• **Directions for this task**: From the listing below, pull out the lines that hold "name".

• **Material**:
--------------------
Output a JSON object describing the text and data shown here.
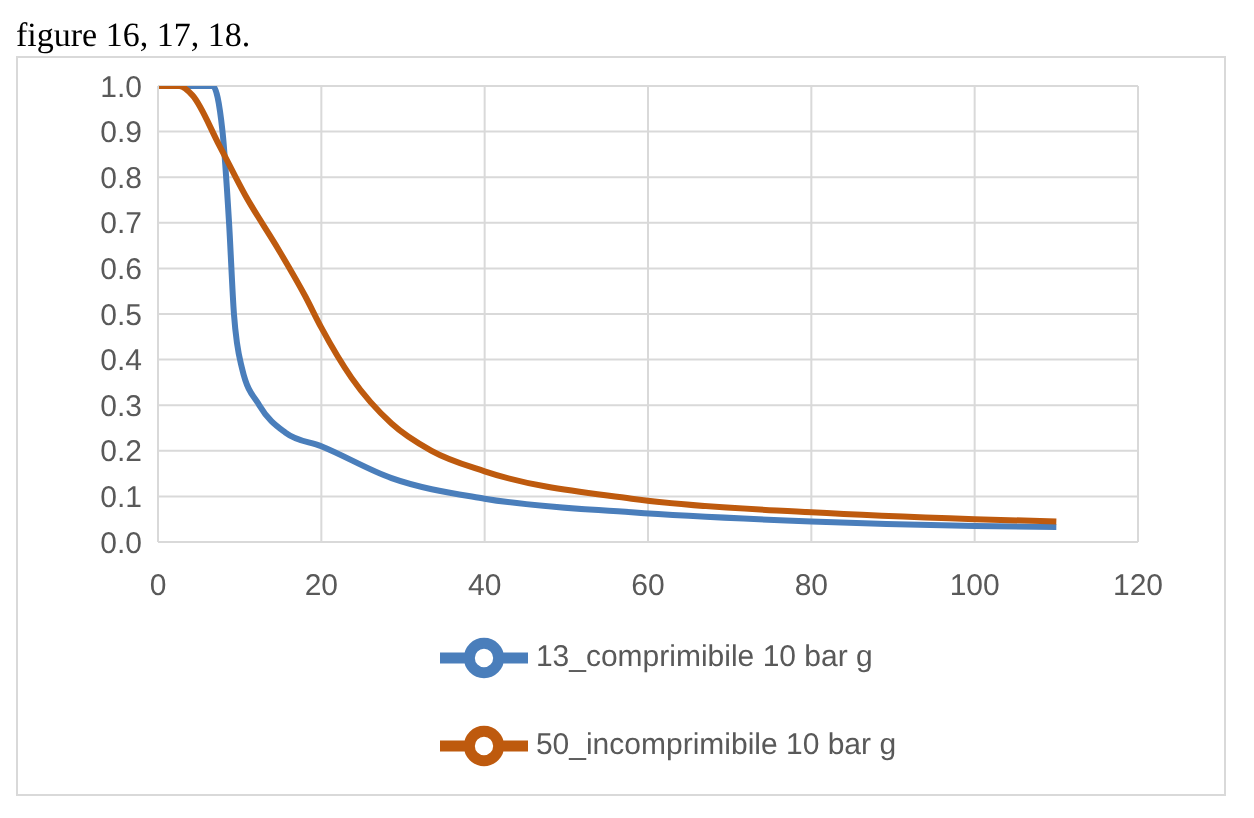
{
  "chart_data": {
    "type": "line",
    "annotations": [
      "figure 16, 17, 18."
    ],
    "series": [
      {
        "name": "13_comprimibile 10 bar g",
        "color": "#4a7ebb",
        "x": [
          0,
          5,
          6.7,
          7.9,
          8.7,
          9.3,
          10.3,
          12.4,
          15.6,
          20,
          28.6,
          40,
          58,
          80,
          100,
          110
        ],
        "values": [
          1,
          1,
          1,
          0.9,
          0.7,
          0.5,
          0.38,
          0.3,
          0.24,
          0.21,
          0.14,
          0.095,
          0.065,
          0.045,
          0.035,
          0.033
        ]
      },
      {
        "name": "50_incomprimibile 10 bar g",
        "color": "#be5a0e",
        "x": [
          0,
          2.6,
          4.2,
          7.5,
          10.7,
          14.8,
          18,
          20,
          23.7,
          28.6,
          33.5,
          40,
          58,
          80,
          100,
          110
        ],
        "values": [
          1,
          1,
          0.98,
          0.87,
          0.76,
          0.64,
          0.54,
          0.47,
          0.36,
          0.26,
          0.2,
          0.155,
          0.095,
          0.065,
          0.05,
          0.045
        ]
      }
    ],
    "xlim": [
      0,
      120
    ],
    "xticks": [
      0,
      20,
      40,
      60,
      80,
      100,
      120
    ],
    "ylim": [
      0,
      1
    ],
    "yticks": [
      {
        "value": 0,
        "label": "0.0"
      },
      {
        "value": 0.1,
        "label": "0.1"
      },
      {
        "value": 0.2,
        "label": "0.2"
      },
      {
        "value": 0.3,
        "label": "0.3"
      },
      {
        "value": 0.4,
        "label": "0.4"
      },
      {
        "value": 0.5,
        "label": "0.5"
      },
      {
        "value": 0.6,
        "label": "0.6"
      },
      {
        "value": 0.7,
        "label": "0.7"
      },
      {
        "value": 0.8,
        "label": "0.8"
      },
      {
        "value": 0.9,
        "label": "0.9"
      },
      {
        "value": 1,
        "label": "1.0"
      }
    ],
    "grid": true,
    "legend": "bottom",
    "marker": "none",
    "line_style": "solid"
  }
}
--------------------
• **Exercise solution**:
        "name": "13_comprimibile 10 bar g",
        "name": "50_incomprimibile 10 bar g",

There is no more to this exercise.